[START Extracted information]

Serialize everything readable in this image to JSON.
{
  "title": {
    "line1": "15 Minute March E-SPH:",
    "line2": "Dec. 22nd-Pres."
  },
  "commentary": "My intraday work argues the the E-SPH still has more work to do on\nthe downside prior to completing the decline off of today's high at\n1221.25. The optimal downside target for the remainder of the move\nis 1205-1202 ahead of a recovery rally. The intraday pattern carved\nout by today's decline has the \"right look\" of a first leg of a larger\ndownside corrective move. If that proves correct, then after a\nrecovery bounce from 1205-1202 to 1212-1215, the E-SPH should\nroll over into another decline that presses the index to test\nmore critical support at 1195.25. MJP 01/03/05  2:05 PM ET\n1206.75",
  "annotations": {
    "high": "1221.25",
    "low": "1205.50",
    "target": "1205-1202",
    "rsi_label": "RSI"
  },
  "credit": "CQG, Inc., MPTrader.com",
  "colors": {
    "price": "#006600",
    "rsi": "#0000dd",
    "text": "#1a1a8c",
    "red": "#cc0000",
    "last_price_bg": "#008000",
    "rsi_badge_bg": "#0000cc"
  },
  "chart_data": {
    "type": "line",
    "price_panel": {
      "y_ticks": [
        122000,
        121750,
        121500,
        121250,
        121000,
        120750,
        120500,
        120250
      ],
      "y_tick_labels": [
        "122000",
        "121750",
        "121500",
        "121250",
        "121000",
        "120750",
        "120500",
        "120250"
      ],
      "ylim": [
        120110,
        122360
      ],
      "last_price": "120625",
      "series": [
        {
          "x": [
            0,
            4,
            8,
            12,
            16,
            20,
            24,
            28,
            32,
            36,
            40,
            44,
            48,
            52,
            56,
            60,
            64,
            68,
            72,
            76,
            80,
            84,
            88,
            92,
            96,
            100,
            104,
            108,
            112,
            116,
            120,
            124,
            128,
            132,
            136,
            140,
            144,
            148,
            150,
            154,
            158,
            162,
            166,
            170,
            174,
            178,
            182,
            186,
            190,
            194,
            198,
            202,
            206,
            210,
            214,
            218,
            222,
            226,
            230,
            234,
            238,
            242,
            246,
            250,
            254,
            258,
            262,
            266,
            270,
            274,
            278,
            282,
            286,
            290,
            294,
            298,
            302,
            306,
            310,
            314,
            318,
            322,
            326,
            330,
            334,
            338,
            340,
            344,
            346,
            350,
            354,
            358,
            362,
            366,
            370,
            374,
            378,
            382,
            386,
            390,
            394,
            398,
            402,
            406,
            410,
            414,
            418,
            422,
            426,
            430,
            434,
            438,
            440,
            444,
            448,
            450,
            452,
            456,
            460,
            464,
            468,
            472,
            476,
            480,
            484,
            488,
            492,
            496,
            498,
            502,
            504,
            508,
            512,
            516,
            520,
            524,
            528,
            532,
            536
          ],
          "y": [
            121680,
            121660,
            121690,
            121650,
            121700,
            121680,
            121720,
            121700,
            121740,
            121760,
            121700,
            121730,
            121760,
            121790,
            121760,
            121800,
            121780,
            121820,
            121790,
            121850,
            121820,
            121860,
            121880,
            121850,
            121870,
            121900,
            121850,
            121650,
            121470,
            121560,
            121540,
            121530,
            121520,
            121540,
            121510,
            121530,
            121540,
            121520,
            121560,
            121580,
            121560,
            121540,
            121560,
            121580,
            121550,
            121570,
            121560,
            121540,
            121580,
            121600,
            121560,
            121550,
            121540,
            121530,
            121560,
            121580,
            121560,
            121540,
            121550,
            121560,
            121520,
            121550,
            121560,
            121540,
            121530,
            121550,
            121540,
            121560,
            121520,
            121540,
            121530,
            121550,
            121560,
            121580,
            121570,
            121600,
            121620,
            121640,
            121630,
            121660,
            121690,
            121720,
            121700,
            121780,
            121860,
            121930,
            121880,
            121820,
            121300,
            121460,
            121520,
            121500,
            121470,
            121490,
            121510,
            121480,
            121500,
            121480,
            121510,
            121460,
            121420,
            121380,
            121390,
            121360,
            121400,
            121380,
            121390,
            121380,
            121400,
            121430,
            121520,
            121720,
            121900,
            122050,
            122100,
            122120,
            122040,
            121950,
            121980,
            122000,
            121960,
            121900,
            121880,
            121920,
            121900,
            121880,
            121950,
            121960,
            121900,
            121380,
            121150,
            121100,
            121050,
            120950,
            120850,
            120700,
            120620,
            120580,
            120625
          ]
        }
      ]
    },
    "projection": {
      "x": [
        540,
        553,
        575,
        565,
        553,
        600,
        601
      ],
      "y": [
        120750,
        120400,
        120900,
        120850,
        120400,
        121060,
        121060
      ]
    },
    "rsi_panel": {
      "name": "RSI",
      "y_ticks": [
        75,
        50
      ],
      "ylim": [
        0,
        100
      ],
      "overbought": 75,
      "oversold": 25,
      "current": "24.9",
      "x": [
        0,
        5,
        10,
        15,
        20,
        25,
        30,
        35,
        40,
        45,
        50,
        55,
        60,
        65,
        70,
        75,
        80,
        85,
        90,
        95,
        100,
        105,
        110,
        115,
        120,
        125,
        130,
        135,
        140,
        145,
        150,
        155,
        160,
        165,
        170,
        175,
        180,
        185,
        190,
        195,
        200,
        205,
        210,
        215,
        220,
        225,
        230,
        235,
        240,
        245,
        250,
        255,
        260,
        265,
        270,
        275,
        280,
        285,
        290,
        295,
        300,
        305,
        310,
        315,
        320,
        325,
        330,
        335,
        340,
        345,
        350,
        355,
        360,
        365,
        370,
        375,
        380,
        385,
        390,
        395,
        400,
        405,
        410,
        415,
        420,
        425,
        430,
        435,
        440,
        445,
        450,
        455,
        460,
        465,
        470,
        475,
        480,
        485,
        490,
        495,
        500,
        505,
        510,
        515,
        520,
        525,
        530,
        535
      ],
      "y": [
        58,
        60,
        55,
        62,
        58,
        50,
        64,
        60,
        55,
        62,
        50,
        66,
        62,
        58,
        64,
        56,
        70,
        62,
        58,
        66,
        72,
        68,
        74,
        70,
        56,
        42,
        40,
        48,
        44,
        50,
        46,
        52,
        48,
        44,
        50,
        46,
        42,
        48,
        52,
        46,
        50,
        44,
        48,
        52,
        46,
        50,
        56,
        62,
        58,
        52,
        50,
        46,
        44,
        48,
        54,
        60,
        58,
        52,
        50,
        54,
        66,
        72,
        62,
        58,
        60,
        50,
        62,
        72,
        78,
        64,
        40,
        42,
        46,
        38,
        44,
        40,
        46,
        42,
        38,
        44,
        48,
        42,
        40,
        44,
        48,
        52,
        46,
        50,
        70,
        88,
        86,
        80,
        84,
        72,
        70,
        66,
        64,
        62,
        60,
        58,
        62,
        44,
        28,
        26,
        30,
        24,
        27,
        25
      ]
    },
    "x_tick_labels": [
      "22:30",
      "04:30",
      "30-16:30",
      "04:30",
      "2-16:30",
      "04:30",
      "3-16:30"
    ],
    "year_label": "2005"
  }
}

[END Extracted information]

* Challenge:
Repeat all of the entries exactly.

* Expected answer:
Serialize everything readable in this image to JSON.
{
  "title": {
    "line1": "15 Minute March E-SPH:",
    "line2": "Dec. 22nd-Pres."
  },
  "commentary": "My intraday work argues the the E-SPH still has more work to do on\nthe downside prior to completing the decline off of today's high at\n1221.25. The optimal downside target for the remainder of the move\nis 1205-1202 ahead of a recovery rally. The intraday pattern carved\nout by today's decline has the \"right look\" of a first leg of a larger\ndownside corrective move. If that proves correct, then after a\nrecovery bounce from 1205-1202 to 1212-1215, the E-SPH should\nroll over into another decline that presses the index to test\nmore critical support at 1195.25. MJP 01/03/05  2:05 PM ET\n1206.75",
  "annotations": {
    "high": "1221.25",
    "low": "1205.50",
    "target": "1205-1202",
    "rsi_label": "RSI"
  },
  "credit": "CQG, Inc., MPTrader.com",
  "colors": {
    "price": "#006600",
    "rsi": "#0000dd",
    "text": "#1a1a8c",
    "red": "#cc0000",
    "last_price_bg": "#008000",
    "rsi_badge_bg": "#0000cc"
  },
  "chart_data": {
    "type": "line",
    "price_panel": {
      "y_ticks": [
        122000,
        121750,
        121500,
        121250,
        121000,
        120750,
        120500,
        120250
      ],
      "y_tick_labels": [
        "122000",
        "121750",
        "121500",
        "121250",
        "121000",
        "120750",
        "120500",
        "120250"
      ],
      "ylim": [
        120110,
        122360
      ],
      "last_price": "120625",
      "series": [
        {
          "x": [
            0,
            4,
            8,
            12,
            16,
            20,
            24,
            28,
            32,
            36,
            40,
            44,
            48,
            52,
            56,
            60,
            64,
            68,
            72,
            76,
            80,
            84,
            88,
            92,
            96,
            100,
            104,
            108,
            112,
            116,
            120,
            124,
            128,
            132,
            136,
            140,
            144,
            148,
            150,
            154,
            158,
            162,
            166,
            170,
            174,
            178,
            182,
            186,
            190,
            194,
            198,
            202,
            206,
            210,
            214,
            218,
            222,
            226,
            230,
            234,
            238,
            242,
            246,
            250,
            254,
            258,
            262,
            266,
            270,
            274,
            278,
            282,
            286,
            290,
            294,
            298,
            302,
            306,
            310,
            314,
            318,
            322,
            326,
            330,
            334,
            338,
            340,
            344,
            346,
            350,
            354,
            358,
            362,
            366,
            370,
            374,
            378,
            382,
            386,
            390,
            394,
            398,
            402,
            406,
            410,
            414,
            418,
            422,
            426,
            430,
            434,
            438,
            440,
            444,
            448,
            450,
            452,
            456,
            460,
            464,
            468,
            472,
            476,
            480,
            484,
            488,
            492,
            496,
            498,
            502,
            504,
            508,
            512,
            516,
            520,
            524,
            528,
            532,
            536
          ],
          "y": [
            121680,
            121660,
            121690,
            121650,
            121700,
            121680,
            121720,
            121700,
            121740,
            121760,
            121700,
            121730,
            121760,
            121790,
            121760,
            121800,
            121780,
            121820,
            121790,
            121850,
            121820,
            121860,
            121880,
            121850,
            121870,
            121900,
            121850,
            121650,
            121470,
            121560,
            121540,
            121530,
            121520,
            121540,
            121510,
            121530,
            121540,
            121520,
            121560,
            121580,
            121560,
            121540,
            121560,
            121580,
            121550,
            121570,
            121560,
            121540,
            121580,
            121600,
            121560,
            121550,
            121540,
            121530,
            121560,
            121580,
            121560,
            121540,
            121550,
            121560,
            121520,
            121550,
            121560,
            121540,
            121530,
            121550,
            121540,
            121560,
            121520,
            121540,
            121530,
            121550,
            121560,
            121580,
            121570,
            121600,
            121620,
            121640,
            121630,
            121660,
            121690,
            121720,
            121700,
            121780,
            121860,
            121930,
            121880,
            121820,
            121300,
            121460,
            121520,
            121500,
            121470,
            121490,
            121510,
            121480,
            121500,
            121480,
            121510,
            121460,
            121420,
            121380,
            121390,
            121360,
            121400,
            121380,
            121390,
            121380,
            121400,
            121430,
            121520,
            121720,
            121900,
            122050,
            122100,
            122120,
            122040,
            121950,
            121980,
            122000,
            121960,
            121900,
            121880,
            121920,
            121900,
            121880,
            121950,
            121960,
            121900,
            121380,
            121150,
            121100,
            121050,
            120950,
            120850,
            120700,
            120620,
            120580,
            120625
          ]
        }
      ]
    },
    "projection": {
      "x": [
        540,
        553,
        575,
        565,
        553,
        600,
        601
      ],
      "y": [
        120750,
        120400,
        120900,
        120850,
        120400,
        121060,
        121060
      ]
    },
    "rsi_panel": {
      "name": "RSI",
      "y_ticks": [
        75,
        50
      ],
      "ylim": [
        0,
        100
      ],
      "overbought": 75,
      "oversold": 25,
      "current": "24.9",
      "x": [
        0,
        5,
        10,
        15,
        20,
        25,
        30,
        35,
        40,
        45,
        50,
        55,
        60,
        65,
        70,
        75,
        80,
        85,
        90,
        95,
        100,
        105,
        110,
        115,
        120,
        125,
        130,
        135,
        140,
        145,
        150,
        155,
        160,
        165,
        170,
        175,
        180,
        185,
        190,
        195,
        200,
        205,
        210,
        215,
        220,
        225,
        230,
        235,
        240,
        245,
        250,
        255,
        260,
        265,
        270,
        275,
        280,
        285,
        290,
        295,
        300,
        305,
        310,
        315,
        320,
        325,
        330,
        335,
        340,
        345,
        350,
        355,
        360,
        365,
        370,
        375,
        380,
        385,
        390,
        395,
        400,
        405,
        410,
        415,
        420,
        425,
        430,
        435,
        440,
        445,
        450,
        455,
        460,
        465,
        470,
        475,
        480,
        485,
        490,
        495,
        500,
        505,
        510,
        515,
        520,
        525,
        530,
        535
      ],
      "y": [
        58,
        60,
        55,
        62,
        58,
        50,
        64,
        60,
        55,
        62,
        50,
        66,
        62,
        58,
        64,
        56,
        70,
        62,
        58,
        66,
        72,
        68,
        74,
        70,
        56,
        42,
        40,
        48,
        44,
        50,
        46,
        52,
        48,
        44,
        50,
        46,
        42,
        48,
        52,
        46,
        50,
        44,
        48,
        52,
        46,
        50,
        56,
        62,
        58,
        52,
        50,
        46,
        44,
        48,
        54,
        60,
        58,
        52,
        50,
        54,
        66,
        72,
        62,
        58,
        60,
        50,
        62,
        72,
        78,
        64,
        40,
        42,
        46,
        38,
        44,
        40,
        46,
        42,
        38,
        44,
        48,
        42,
        40,
        44,
        48,
        52,
        46,
        50,
        70,
        88,
        86,
        80,
        84,
        72,
        70,
        66,
        64,
        62,
        60,
        58,
        62,
        44,
        28,
        26,
        30,
        24,
        27,
        25
      ]
    },
    "x_tick_labels": [
      "22:30",
      "04:30",
      "30-16:30",
      "04:30",
      "2-16:30",
      "04:30",
      "3-16:30"
    ],
    "year_label": "2005"
  }
}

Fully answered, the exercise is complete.